--- TEXTO FORNECIDO ---

O companheiro trabalha sem carteira assinada, para evitar perder o Benefício de Prestação Continuada da Assistência Social (BPC), de um salário mínimo. A pequena Giovanna, de três anos, é esperta. Fala o tempo todo. Teve o lado cognitivo do cérebro bastante preservado, mas tem sérias restrições motoras.

“Ter essa casa foi a realização de um sonho”, afirma Germany. “Todo mundo sonha ter uma casa própria e sair do aluguel”. A mulher já pensou em ter uma segunda criança, mas tem receio de não conseguir estar presente por causa dos cuidados especiais que Giovanna precisa.

Pessoas melhores

Não há muito no armário de Ketuly Gomes. Poderia ter, se ela não tivesse doado uma das duas cestas básicas que recebeu. “Saio doando tudo, fico com quase nada praticamente”, ela explica. É mãe do pequeno Lucas, de dois anos e 11 meses, e diz que foi o filho quem lhe ensinou a parar de dar importância para coisas pequenas.

Foi durante um banho que Lucas teve a primeira convulsão de muitas que viria a ter. “Eu pensei ‘meu Deus, meu filho vai embora e a gente fica brigando por coisas tão fúteis, tão pequenas’”, recorda Ketuly.

--- TRECHOS DOS REGISTROS ---

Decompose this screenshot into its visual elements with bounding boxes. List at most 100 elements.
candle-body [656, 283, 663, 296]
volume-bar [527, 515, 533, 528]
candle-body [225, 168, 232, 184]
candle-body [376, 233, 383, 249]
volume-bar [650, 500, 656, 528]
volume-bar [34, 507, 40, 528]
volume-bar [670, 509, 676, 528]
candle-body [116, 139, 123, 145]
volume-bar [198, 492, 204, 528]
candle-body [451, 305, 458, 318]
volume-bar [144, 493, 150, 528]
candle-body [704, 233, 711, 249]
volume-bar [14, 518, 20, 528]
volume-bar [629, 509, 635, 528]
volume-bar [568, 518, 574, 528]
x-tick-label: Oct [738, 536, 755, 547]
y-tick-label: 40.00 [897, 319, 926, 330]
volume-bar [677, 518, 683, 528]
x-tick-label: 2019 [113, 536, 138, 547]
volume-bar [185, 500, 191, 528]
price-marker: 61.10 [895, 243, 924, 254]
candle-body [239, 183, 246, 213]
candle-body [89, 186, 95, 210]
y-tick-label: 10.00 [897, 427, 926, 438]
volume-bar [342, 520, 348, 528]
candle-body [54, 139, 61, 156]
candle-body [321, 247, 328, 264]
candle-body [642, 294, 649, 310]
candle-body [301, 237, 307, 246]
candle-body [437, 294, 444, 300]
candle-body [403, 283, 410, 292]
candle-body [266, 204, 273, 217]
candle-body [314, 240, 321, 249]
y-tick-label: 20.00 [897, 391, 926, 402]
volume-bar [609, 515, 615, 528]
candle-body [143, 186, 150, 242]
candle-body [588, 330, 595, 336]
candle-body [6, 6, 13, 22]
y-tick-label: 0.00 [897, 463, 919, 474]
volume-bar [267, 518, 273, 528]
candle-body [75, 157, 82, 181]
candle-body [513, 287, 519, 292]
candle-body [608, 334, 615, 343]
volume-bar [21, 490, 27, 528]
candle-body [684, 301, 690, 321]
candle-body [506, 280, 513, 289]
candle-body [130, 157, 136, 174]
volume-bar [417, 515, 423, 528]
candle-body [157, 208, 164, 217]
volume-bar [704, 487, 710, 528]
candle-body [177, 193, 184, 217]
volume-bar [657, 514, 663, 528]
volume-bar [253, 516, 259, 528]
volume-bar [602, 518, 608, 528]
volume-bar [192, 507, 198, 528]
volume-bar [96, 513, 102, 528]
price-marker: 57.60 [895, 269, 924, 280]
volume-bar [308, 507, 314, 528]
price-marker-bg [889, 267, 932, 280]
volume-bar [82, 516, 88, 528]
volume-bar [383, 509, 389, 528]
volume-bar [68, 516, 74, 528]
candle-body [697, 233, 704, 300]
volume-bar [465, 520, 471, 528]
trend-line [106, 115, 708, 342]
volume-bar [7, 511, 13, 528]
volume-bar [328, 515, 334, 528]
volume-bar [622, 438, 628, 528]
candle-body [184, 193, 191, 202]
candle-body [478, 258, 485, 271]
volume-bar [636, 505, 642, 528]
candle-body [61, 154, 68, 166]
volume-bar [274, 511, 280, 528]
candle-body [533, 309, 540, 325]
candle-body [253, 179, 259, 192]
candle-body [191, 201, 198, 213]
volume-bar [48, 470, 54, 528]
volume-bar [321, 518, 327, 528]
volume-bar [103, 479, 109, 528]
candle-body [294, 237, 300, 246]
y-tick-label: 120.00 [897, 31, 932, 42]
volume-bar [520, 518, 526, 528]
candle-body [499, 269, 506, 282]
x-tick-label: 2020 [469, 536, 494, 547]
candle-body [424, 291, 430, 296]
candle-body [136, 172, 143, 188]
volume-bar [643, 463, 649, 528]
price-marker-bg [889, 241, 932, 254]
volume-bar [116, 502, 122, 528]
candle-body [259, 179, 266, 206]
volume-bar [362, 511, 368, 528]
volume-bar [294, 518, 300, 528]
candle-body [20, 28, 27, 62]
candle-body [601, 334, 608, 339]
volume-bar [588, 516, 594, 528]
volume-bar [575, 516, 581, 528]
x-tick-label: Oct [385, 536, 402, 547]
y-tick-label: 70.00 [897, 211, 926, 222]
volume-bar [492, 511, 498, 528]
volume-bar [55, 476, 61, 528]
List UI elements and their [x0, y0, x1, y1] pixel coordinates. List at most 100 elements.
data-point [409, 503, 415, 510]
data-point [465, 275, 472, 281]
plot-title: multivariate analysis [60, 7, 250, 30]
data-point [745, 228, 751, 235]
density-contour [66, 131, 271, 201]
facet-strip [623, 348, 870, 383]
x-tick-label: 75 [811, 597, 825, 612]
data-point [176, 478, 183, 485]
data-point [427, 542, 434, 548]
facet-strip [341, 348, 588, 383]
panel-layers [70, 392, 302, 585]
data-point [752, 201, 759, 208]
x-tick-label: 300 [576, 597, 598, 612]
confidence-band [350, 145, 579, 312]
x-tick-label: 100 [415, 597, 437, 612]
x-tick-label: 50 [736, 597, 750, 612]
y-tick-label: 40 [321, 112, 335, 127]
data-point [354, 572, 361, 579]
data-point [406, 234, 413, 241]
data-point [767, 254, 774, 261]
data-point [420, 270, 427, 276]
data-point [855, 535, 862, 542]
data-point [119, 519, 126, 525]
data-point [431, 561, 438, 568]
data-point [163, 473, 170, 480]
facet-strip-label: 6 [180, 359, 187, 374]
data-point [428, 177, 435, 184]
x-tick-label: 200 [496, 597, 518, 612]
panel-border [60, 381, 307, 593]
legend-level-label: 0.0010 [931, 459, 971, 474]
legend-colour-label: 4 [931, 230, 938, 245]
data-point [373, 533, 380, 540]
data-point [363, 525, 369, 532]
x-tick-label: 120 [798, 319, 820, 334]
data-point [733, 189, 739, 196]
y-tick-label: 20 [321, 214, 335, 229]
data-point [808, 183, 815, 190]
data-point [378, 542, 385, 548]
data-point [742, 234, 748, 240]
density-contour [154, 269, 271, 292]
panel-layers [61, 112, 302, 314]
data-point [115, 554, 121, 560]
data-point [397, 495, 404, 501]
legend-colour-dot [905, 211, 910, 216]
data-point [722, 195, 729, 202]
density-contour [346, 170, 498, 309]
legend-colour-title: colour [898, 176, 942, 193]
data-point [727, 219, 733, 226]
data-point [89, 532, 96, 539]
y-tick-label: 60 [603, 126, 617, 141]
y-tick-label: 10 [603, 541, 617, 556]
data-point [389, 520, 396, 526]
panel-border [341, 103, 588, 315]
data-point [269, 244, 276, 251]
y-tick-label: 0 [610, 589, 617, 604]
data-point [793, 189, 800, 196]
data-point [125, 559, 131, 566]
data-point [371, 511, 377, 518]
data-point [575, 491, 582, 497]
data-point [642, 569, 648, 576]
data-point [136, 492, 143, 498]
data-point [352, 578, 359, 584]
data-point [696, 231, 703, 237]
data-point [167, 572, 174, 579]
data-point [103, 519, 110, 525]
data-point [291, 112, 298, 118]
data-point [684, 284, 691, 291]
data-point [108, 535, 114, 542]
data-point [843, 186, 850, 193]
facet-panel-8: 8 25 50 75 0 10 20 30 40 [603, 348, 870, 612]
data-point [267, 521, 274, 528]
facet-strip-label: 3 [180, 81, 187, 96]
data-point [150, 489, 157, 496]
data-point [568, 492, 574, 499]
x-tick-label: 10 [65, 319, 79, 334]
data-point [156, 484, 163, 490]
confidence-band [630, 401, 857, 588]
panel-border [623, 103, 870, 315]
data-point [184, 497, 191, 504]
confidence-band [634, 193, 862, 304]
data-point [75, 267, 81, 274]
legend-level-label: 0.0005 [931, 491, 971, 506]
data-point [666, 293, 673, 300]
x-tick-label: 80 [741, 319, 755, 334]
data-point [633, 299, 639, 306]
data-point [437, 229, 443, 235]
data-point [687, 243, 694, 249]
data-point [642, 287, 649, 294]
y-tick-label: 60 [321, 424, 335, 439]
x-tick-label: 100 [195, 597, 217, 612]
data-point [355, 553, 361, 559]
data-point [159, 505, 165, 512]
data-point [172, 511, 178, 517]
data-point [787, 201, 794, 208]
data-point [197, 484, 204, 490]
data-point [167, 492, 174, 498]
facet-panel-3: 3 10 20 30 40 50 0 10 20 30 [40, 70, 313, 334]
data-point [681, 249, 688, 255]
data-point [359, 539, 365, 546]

---

▶ DETALHES DO PROBLEMA:
Reproduza do texto fornecido, sem nenhuma alteração, o trecho que se inicia com as palavras que contêm "O companheiro trabalha" e vai até "sérias restrições motoras.".

▶ SOLUÇÃO DO EXERCÍCIO:
O companheiro trabalha sem carteira assinada, para evitar perder o Benefício de Prestação Continuada da Assistência Social (BPC), de um salário mínimo. A pequena Giovanna, de três anos, é esperta. Fala o tempo todo. Teve o lado cognitivo do cérebro bastante preservado, mas tem sérias restrições motoras.